### Problem description
Scan the lines below for the string "ylabel" and copy every one that has it.

--- START Source records ---

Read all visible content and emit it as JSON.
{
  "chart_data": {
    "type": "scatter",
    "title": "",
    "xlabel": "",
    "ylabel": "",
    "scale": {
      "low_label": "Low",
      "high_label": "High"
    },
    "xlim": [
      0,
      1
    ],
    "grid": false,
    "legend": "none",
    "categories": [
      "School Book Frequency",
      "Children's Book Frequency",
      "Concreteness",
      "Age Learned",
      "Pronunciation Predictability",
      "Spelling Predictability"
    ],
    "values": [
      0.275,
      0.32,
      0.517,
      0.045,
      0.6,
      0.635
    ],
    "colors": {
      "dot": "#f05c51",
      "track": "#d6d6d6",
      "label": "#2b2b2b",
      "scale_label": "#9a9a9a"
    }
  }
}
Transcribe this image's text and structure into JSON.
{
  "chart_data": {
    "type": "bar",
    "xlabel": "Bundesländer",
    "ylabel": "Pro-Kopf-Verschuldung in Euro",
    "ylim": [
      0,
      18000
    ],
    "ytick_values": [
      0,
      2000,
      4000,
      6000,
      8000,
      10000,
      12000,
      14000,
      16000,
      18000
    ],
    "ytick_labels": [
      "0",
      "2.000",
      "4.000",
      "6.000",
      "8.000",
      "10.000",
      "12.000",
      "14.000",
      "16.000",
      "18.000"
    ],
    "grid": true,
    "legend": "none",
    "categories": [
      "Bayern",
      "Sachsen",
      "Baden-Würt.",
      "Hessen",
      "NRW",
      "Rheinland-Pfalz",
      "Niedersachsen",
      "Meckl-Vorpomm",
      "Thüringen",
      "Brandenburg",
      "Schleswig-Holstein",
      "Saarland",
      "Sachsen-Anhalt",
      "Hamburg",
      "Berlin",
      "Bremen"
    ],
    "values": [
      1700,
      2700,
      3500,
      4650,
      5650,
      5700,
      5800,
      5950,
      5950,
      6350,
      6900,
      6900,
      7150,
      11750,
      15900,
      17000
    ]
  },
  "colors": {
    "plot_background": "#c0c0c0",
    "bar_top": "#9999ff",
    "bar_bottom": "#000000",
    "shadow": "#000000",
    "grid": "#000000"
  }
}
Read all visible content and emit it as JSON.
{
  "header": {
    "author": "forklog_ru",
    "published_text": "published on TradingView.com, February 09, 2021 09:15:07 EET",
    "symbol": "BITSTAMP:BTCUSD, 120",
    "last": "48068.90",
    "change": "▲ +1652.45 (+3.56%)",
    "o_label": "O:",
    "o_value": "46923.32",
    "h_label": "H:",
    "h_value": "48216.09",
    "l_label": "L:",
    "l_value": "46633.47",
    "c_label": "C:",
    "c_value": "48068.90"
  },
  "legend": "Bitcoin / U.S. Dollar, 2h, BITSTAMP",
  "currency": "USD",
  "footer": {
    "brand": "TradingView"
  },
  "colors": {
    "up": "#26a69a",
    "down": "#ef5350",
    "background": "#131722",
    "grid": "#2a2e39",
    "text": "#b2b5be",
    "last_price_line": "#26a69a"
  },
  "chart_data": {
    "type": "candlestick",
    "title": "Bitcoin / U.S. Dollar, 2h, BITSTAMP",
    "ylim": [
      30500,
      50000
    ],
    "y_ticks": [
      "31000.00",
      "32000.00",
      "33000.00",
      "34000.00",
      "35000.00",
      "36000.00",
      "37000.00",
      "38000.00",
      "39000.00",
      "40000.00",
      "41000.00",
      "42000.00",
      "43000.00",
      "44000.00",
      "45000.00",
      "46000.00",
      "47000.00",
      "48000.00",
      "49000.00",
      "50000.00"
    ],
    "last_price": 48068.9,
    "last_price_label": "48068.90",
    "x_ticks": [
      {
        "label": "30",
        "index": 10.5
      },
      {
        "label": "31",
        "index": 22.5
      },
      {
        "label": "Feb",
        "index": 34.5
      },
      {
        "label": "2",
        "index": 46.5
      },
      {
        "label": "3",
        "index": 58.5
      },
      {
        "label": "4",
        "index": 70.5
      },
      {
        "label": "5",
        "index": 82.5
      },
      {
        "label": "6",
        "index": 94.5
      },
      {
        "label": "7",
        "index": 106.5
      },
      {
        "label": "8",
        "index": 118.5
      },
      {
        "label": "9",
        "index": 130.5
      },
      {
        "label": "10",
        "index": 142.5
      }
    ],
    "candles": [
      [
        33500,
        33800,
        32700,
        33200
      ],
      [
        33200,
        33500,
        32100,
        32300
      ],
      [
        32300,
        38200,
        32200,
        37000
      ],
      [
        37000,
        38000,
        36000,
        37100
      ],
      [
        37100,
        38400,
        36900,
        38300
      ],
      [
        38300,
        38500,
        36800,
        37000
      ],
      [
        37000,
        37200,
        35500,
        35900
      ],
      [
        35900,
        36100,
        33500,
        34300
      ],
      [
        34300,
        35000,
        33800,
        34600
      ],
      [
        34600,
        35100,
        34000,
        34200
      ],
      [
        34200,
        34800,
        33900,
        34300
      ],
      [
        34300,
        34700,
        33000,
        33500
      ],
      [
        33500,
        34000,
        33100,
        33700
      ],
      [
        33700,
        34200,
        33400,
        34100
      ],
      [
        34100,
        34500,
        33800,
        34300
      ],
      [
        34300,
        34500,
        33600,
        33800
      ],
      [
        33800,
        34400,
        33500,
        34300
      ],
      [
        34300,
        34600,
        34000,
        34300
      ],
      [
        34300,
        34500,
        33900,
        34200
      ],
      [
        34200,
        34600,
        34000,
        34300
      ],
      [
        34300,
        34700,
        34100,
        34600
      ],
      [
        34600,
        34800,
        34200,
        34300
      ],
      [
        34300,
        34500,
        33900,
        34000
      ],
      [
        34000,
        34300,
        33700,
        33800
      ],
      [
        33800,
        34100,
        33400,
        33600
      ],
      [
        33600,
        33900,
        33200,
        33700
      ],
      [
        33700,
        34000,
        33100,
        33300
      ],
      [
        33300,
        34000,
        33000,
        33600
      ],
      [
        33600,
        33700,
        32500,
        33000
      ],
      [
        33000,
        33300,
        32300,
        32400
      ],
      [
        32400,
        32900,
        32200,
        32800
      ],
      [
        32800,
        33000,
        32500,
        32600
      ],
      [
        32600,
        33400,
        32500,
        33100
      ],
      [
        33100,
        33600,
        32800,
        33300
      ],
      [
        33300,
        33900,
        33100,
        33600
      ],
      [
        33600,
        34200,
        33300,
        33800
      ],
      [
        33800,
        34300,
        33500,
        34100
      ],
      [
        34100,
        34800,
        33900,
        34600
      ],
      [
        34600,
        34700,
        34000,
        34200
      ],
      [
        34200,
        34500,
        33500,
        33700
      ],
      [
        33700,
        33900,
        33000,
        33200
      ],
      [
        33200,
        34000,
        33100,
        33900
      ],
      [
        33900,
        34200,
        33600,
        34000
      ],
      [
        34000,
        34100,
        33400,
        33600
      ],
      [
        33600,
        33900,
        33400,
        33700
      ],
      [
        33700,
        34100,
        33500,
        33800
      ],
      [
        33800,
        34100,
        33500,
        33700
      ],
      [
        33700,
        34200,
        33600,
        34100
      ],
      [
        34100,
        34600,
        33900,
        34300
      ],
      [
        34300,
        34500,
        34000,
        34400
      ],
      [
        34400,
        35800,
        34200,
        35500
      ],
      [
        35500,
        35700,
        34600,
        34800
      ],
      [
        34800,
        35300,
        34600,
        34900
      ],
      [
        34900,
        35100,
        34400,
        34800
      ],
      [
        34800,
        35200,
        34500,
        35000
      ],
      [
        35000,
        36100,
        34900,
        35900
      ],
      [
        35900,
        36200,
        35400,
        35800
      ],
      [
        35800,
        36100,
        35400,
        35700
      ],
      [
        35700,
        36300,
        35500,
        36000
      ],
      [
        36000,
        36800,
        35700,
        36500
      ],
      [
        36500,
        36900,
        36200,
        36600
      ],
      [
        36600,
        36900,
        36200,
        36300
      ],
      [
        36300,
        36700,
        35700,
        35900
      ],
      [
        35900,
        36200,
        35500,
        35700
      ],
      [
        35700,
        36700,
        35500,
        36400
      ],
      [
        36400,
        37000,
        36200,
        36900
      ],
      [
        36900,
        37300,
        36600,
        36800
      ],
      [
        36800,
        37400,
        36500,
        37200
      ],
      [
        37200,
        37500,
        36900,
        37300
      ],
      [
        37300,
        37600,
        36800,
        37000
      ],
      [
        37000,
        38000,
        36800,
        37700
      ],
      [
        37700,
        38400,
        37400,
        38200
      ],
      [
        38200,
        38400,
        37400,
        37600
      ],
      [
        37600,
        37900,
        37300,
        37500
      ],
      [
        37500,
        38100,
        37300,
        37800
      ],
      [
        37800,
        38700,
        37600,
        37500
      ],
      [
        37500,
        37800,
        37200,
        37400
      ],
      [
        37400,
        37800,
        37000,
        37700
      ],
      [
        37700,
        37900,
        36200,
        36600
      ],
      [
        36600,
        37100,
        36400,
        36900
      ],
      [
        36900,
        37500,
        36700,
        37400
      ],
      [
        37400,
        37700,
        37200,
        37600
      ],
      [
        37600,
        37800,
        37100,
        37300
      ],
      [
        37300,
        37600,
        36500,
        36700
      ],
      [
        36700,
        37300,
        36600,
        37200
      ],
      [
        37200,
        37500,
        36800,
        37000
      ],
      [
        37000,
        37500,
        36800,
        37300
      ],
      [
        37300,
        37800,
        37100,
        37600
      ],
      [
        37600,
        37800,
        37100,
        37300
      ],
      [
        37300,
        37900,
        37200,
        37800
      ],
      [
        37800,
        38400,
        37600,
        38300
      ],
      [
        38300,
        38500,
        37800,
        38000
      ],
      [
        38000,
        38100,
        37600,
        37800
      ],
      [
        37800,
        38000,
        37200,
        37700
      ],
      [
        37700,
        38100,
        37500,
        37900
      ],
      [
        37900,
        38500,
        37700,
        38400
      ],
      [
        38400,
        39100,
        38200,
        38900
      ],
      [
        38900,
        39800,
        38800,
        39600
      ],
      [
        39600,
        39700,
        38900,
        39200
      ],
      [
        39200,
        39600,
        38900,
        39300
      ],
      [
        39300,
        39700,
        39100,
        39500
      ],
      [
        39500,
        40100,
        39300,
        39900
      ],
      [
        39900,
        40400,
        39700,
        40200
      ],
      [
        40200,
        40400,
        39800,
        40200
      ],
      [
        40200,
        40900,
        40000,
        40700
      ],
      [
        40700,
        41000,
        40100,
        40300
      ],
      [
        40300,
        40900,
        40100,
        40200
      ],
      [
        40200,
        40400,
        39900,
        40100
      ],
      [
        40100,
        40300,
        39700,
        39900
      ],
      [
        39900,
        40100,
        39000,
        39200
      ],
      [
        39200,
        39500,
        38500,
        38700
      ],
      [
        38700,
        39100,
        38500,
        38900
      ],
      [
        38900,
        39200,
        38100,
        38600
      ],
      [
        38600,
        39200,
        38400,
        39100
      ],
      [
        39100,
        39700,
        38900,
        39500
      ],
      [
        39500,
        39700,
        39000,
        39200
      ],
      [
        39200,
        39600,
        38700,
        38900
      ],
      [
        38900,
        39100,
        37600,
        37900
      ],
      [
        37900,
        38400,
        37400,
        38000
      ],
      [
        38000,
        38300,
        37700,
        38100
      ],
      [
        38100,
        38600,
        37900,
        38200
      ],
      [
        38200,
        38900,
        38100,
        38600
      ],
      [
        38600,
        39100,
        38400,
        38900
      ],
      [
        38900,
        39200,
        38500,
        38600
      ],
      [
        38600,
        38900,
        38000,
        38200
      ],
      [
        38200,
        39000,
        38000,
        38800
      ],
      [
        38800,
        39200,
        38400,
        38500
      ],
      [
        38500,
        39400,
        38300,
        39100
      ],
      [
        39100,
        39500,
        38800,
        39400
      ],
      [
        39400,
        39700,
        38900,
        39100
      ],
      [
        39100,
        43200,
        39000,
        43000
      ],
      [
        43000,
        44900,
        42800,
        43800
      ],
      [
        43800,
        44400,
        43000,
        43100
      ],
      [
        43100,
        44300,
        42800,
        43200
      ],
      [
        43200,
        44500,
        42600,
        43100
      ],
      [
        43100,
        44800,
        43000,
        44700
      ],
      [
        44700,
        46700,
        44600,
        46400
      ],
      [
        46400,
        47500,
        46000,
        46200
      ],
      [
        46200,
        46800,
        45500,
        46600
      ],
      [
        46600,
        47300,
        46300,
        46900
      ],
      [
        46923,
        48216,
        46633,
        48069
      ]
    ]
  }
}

--- END Source records ---

### Completed task
    "ylabel": "",
    "ylabel": "Pro-Kopf-Verschuldung in Euro",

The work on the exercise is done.